Problem requirements — Take every line from the material that has the word "bilan" in it.

Extracted information —
———
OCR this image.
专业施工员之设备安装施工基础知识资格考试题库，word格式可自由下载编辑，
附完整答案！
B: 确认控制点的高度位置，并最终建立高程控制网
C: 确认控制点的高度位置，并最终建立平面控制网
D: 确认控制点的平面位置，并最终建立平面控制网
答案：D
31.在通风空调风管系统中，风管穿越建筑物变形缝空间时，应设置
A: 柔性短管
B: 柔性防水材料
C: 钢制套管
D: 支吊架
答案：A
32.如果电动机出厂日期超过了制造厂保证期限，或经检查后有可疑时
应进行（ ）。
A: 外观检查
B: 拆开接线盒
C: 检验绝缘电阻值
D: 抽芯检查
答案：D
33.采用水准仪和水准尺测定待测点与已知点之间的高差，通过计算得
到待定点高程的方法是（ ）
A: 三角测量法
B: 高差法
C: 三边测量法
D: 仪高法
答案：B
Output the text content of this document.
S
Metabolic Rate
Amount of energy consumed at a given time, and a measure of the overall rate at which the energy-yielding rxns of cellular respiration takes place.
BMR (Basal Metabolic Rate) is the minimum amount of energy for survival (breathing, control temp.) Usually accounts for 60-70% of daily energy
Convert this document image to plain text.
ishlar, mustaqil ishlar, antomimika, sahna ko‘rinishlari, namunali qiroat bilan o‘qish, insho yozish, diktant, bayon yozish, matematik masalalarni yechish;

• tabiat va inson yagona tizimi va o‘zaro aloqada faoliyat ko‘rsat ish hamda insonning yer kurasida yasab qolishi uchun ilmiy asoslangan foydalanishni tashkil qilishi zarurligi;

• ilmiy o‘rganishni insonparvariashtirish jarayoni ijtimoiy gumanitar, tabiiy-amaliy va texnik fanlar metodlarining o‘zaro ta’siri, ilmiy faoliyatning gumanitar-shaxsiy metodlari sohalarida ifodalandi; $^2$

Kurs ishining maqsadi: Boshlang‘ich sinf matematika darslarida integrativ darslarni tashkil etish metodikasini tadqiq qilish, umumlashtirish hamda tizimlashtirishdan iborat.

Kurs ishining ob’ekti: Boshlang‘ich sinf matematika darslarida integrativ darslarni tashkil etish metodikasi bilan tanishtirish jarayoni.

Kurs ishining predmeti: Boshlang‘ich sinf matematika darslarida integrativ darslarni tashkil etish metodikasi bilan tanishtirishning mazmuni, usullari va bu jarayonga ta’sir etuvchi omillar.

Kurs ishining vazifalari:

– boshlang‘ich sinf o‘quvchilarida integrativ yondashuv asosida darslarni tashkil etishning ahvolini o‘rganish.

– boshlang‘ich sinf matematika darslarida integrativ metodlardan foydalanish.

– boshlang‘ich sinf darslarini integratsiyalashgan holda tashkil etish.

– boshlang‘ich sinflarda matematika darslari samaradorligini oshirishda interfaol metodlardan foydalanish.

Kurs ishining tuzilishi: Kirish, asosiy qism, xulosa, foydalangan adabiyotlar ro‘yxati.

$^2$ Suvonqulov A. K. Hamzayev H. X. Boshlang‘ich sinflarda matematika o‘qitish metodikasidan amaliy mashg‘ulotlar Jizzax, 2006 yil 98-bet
———
Solved problem —
ishlar, mustaqil ishlar, antomimika, sahna ko‘rinishlari, namunali qiroat bilan o‘qish, insho yozish, diktant, bayon yozish, matematik masalalarni yechish;
Kurs ishining ob’ekti: Boshlang‘ich sinf matematika darslarida integrativ darslarni tashkil etish metodikasi bilan tanishtirish jarayoni.
Kurs ishining predmeti: Boshlang‘ich sinf matematika darslarida integrativ darslarni tashkil etish metodikasi bilan tanishtirishning mazmuni, usullari va bu jarayonga ta’sir etuvchi omillar.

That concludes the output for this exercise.